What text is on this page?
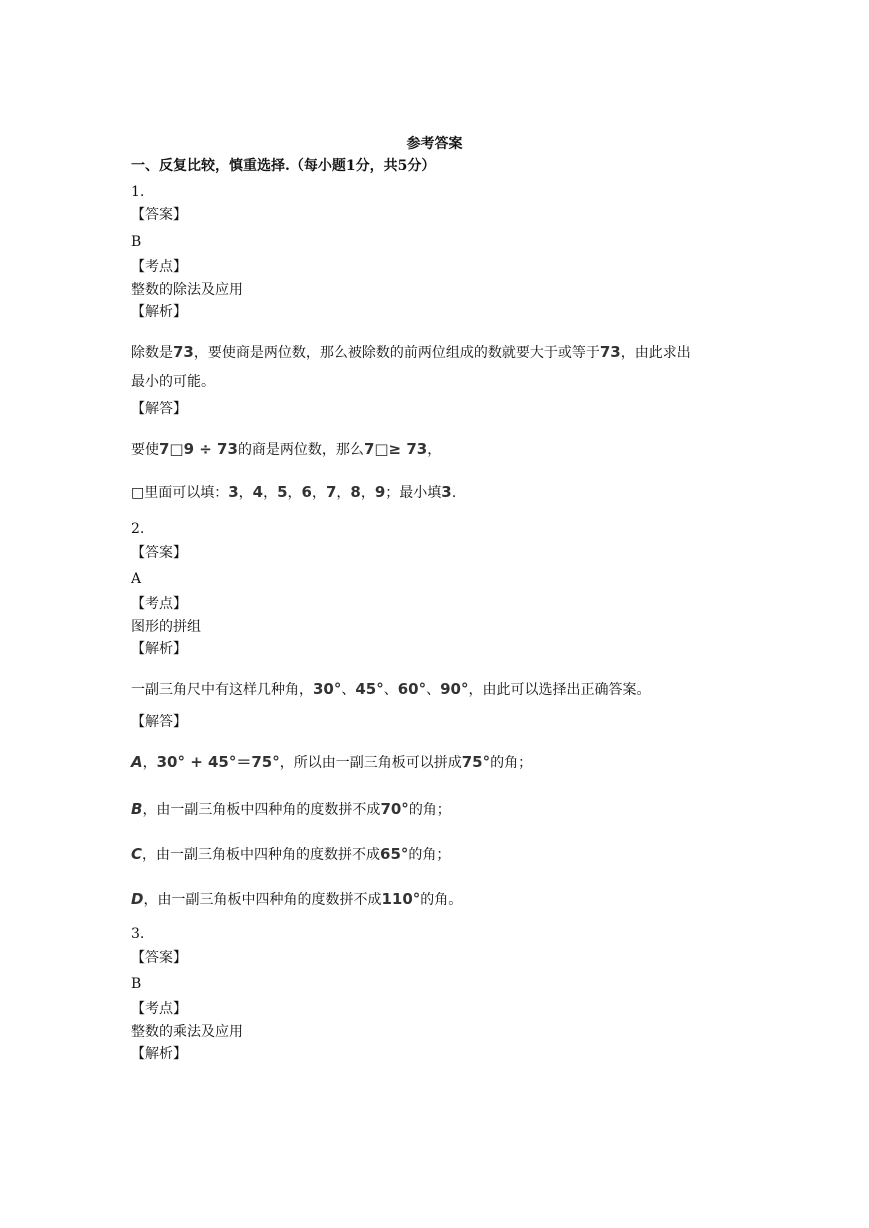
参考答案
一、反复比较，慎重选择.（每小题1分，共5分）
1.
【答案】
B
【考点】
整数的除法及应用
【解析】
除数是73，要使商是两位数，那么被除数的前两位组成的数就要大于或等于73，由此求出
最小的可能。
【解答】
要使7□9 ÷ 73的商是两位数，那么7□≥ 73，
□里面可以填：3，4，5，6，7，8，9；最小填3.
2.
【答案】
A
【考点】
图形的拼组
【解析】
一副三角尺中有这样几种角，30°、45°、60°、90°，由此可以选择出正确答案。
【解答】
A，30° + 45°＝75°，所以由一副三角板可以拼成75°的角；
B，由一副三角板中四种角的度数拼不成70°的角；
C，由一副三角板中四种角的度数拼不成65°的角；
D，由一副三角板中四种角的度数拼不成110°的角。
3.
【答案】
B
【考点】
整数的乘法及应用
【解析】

------------------------------------------------------------------------

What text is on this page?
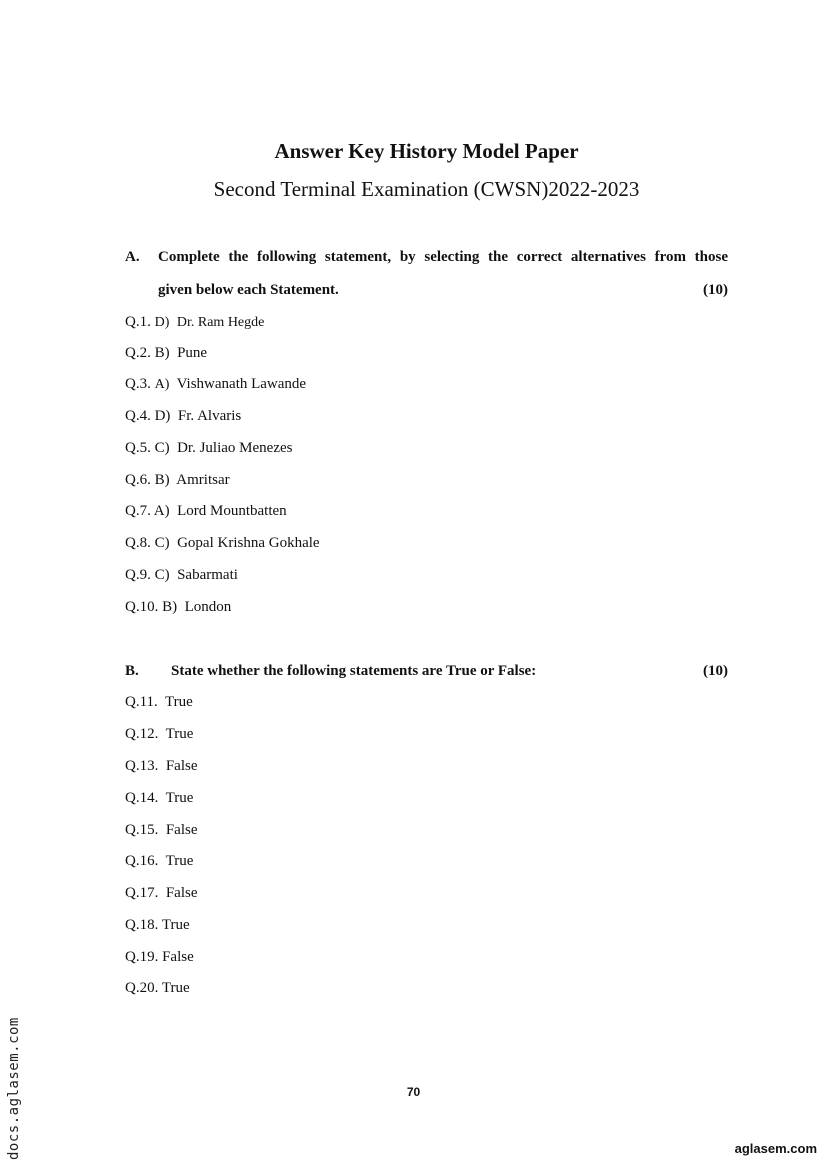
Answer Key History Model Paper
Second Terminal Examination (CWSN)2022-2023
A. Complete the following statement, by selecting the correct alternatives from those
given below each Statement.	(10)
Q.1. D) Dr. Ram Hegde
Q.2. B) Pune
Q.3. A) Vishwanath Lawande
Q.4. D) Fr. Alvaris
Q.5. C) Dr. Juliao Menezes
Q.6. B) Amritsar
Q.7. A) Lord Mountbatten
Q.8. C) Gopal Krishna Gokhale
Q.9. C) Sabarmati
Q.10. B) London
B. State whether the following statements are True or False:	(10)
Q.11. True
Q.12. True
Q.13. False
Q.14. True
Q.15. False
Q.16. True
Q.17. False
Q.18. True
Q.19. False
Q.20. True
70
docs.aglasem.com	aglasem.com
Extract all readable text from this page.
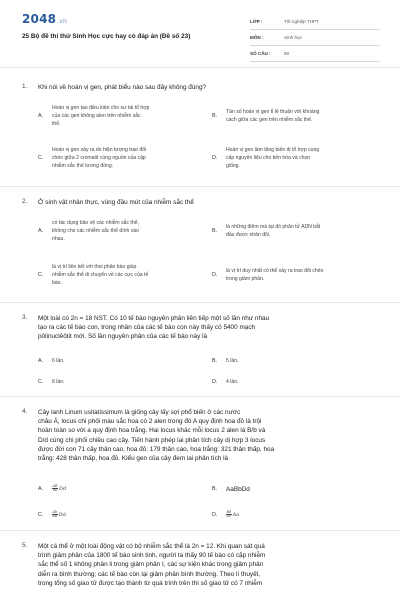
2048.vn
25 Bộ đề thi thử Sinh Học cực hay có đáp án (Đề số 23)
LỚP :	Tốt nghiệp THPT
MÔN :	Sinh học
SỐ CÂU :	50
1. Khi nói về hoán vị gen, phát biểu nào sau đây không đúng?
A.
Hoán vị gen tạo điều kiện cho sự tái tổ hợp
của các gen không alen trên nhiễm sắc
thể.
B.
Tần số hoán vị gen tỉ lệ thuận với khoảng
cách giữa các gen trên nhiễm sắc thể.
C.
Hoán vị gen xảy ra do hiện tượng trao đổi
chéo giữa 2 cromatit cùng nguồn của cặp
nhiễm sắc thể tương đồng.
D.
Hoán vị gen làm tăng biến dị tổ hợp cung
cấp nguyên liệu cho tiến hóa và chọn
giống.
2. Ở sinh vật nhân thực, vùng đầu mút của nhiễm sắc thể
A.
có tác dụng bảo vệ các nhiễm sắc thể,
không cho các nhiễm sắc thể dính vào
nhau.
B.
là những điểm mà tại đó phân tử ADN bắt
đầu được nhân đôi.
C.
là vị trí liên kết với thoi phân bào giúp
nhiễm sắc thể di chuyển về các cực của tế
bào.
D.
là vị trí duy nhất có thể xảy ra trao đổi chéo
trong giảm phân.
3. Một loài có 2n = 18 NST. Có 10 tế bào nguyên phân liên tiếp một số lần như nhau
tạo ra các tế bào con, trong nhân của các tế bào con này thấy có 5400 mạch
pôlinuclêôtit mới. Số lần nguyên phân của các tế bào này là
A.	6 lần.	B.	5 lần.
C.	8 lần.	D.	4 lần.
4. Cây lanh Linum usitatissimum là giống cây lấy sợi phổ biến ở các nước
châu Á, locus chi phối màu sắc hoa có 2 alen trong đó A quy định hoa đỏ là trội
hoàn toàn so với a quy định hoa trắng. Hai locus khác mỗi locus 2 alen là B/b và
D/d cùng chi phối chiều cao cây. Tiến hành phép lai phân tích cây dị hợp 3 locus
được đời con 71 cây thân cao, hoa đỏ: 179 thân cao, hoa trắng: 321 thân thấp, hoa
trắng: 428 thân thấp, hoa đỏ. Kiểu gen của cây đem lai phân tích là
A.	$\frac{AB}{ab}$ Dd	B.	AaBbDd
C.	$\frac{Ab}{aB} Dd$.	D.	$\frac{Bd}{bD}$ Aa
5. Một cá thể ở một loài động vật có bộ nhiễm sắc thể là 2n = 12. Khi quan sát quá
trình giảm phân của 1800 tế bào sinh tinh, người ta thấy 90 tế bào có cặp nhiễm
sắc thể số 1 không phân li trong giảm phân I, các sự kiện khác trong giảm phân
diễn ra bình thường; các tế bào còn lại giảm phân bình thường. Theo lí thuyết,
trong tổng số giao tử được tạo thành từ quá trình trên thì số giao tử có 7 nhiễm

------------------------------------------------------------------------

Find the word "trao" in the material, then list each line that holds it.

Hoán vị gen xảy ra do hiện tượng trao đổi
là vị trí duy nhất có thể xảy ra trao đổi chéo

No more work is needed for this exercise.